>> Begin Available records

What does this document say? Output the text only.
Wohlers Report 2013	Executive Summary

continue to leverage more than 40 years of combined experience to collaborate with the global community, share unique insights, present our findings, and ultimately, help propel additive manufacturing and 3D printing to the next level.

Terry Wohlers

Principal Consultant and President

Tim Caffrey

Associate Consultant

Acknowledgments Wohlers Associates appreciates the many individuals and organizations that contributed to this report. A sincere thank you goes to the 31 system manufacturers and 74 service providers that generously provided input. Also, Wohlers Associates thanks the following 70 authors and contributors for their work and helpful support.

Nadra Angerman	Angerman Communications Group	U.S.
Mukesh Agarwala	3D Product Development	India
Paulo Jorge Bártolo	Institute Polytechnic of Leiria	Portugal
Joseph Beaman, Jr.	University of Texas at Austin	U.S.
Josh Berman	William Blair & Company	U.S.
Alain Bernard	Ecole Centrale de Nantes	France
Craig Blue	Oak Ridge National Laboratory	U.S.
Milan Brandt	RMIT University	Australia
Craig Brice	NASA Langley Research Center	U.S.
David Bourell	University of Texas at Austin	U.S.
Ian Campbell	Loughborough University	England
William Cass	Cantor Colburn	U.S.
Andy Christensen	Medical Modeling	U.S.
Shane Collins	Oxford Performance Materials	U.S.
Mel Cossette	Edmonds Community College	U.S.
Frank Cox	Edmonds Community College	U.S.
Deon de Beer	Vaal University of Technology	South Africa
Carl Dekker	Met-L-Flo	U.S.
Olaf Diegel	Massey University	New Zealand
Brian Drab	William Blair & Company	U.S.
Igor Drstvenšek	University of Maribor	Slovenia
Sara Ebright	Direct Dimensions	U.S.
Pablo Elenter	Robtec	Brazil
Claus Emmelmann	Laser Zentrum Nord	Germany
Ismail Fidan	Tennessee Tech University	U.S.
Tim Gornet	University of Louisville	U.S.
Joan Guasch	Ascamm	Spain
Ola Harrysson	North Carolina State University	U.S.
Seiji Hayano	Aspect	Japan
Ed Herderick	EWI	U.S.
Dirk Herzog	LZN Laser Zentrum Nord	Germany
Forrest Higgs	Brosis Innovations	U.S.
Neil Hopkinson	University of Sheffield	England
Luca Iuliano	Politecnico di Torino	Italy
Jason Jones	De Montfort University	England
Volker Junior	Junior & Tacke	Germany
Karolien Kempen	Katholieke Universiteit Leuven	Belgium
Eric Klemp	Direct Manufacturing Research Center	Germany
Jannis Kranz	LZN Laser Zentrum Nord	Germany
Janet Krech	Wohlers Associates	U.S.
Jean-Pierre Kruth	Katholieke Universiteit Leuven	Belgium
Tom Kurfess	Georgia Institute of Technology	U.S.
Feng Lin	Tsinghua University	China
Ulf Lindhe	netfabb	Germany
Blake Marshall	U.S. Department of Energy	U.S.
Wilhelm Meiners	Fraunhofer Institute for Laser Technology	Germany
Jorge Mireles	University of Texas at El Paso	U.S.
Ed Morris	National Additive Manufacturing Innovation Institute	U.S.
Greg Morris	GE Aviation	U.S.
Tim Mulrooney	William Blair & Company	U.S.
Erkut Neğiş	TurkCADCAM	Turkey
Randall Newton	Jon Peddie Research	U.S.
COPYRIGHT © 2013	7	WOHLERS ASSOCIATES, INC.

>> End Available records

● Exercise directions
Gather all lines where the word "Company" appears.

● Reply
Josh Berman	William Blair & Company	U.S.
Brian Drab	William Blair & Company	U.S.
Tim Mulrooney	William Blair & Company	U.S.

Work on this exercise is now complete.